(Dataset entries)
________
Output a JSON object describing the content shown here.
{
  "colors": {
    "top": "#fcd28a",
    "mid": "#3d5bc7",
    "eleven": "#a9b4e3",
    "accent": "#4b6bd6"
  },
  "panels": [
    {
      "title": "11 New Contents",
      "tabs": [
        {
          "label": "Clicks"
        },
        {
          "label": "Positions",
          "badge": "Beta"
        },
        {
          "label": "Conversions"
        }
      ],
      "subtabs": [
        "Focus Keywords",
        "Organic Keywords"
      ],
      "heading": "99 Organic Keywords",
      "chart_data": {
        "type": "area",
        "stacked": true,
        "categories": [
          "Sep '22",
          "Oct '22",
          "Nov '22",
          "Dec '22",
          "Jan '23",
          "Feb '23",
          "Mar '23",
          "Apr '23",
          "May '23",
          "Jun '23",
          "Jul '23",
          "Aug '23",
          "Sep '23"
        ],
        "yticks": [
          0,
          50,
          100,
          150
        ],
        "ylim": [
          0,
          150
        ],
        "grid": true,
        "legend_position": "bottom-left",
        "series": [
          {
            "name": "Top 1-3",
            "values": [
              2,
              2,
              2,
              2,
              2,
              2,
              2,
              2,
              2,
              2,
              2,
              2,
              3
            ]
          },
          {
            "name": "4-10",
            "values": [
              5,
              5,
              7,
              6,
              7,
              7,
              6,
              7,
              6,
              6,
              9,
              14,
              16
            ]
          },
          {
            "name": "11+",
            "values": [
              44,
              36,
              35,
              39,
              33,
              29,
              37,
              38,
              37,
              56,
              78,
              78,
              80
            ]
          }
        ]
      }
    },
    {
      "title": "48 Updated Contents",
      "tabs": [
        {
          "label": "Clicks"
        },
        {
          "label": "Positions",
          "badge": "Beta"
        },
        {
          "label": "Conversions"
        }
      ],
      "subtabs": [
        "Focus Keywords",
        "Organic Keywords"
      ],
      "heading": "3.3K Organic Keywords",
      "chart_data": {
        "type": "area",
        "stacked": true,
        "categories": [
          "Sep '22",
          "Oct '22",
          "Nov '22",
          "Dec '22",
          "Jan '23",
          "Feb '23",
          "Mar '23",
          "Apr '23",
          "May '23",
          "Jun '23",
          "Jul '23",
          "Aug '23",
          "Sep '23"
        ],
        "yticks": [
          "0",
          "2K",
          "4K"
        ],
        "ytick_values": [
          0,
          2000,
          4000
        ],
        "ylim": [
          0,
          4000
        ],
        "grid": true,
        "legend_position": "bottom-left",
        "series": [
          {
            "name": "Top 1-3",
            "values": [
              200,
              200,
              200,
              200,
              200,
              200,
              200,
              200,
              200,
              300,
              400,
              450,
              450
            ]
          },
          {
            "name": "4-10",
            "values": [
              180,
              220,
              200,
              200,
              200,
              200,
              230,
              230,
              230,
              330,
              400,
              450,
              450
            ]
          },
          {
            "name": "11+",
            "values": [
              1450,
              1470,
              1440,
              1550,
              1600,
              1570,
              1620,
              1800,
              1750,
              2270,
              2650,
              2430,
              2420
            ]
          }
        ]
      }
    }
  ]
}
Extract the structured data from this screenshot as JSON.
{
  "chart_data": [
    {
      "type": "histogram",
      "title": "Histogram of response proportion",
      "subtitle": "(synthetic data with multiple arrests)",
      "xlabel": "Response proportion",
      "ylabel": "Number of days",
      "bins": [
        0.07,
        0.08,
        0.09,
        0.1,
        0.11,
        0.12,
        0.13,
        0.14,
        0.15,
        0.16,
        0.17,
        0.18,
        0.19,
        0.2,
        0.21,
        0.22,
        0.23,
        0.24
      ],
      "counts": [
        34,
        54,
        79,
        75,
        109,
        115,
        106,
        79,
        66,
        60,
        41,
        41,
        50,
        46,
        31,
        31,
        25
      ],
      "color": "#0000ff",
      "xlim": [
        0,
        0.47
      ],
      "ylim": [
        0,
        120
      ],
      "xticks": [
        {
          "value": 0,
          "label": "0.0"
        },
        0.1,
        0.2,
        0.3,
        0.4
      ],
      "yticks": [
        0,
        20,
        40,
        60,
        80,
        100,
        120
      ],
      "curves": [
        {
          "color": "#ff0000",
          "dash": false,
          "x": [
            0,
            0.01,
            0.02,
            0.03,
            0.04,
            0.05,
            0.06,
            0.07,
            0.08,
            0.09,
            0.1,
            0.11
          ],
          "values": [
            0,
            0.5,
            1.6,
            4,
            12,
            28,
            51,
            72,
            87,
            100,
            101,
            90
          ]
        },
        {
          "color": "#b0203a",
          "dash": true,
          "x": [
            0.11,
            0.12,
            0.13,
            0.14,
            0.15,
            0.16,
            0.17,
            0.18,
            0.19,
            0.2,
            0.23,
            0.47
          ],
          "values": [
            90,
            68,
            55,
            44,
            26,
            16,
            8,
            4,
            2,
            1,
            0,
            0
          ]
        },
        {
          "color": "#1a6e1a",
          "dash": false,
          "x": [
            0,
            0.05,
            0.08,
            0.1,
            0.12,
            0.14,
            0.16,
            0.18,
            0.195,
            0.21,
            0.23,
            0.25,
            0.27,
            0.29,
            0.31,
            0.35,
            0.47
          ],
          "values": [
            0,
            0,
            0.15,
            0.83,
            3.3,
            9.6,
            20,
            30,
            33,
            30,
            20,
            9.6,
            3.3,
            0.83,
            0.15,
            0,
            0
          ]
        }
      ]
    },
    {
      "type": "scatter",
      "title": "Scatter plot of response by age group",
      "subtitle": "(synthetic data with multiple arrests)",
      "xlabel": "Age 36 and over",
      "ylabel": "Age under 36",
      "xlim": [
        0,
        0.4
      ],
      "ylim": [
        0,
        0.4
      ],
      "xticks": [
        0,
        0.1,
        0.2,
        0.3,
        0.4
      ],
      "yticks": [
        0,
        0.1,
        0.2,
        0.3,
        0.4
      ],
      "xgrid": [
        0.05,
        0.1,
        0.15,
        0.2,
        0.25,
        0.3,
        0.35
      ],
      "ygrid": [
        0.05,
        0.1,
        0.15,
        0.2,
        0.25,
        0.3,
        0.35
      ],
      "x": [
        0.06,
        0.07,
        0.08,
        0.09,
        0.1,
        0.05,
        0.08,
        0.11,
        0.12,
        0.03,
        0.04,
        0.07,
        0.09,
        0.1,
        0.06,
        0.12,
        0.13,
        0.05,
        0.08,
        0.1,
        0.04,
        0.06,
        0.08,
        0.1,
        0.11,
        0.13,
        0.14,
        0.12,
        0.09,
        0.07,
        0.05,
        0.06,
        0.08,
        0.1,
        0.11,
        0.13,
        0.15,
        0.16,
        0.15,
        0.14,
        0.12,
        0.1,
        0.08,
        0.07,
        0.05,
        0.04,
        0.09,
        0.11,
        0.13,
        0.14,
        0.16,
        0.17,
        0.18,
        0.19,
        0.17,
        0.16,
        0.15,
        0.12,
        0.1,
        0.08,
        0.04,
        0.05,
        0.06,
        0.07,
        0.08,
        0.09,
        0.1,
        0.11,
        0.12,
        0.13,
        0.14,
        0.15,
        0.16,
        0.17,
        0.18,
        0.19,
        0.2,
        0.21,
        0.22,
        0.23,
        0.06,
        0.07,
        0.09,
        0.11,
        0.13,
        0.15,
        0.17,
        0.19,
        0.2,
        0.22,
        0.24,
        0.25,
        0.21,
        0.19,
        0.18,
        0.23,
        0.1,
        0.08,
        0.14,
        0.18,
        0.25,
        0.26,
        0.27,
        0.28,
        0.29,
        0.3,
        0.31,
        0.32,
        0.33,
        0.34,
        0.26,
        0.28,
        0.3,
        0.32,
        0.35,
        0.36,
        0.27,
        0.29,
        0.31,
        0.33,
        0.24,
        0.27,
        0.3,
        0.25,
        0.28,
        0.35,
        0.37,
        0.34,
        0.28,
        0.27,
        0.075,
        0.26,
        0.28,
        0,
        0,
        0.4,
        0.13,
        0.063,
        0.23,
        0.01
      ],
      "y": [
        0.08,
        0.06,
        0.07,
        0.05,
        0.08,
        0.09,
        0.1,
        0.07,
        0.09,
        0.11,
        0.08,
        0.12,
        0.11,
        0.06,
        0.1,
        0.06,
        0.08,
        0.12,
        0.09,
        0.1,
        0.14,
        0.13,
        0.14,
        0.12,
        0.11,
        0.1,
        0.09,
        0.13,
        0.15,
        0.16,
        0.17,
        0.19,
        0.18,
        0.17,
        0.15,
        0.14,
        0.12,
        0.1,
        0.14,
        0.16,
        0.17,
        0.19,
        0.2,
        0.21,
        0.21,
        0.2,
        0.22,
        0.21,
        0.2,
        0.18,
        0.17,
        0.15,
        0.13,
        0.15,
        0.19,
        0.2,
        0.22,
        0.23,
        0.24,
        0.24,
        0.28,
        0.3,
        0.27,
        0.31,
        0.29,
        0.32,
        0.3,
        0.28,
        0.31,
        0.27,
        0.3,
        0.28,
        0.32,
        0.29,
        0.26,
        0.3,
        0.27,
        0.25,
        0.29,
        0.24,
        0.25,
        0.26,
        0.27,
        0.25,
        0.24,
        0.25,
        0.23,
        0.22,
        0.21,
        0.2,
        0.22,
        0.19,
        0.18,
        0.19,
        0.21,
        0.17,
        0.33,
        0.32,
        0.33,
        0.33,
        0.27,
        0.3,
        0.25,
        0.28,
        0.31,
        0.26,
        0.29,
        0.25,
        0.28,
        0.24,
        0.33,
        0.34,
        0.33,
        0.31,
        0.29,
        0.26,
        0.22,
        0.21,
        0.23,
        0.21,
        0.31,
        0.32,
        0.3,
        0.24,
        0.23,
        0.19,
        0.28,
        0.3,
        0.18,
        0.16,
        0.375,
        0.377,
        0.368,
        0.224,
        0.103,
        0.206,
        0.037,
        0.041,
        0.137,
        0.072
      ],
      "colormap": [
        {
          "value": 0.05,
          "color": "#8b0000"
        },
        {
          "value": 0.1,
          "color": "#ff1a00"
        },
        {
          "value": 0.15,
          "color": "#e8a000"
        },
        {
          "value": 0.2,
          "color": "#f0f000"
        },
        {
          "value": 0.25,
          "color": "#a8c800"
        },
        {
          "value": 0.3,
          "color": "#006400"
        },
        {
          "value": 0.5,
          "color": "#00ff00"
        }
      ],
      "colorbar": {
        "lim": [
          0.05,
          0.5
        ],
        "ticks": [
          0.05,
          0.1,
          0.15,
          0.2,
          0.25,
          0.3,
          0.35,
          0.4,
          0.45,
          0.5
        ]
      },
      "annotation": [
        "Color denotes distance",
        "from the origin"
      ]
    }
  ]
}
________
**What is expected**
Count every line of the material above that holds the string "from", then state only the total.

**Exercise response**
2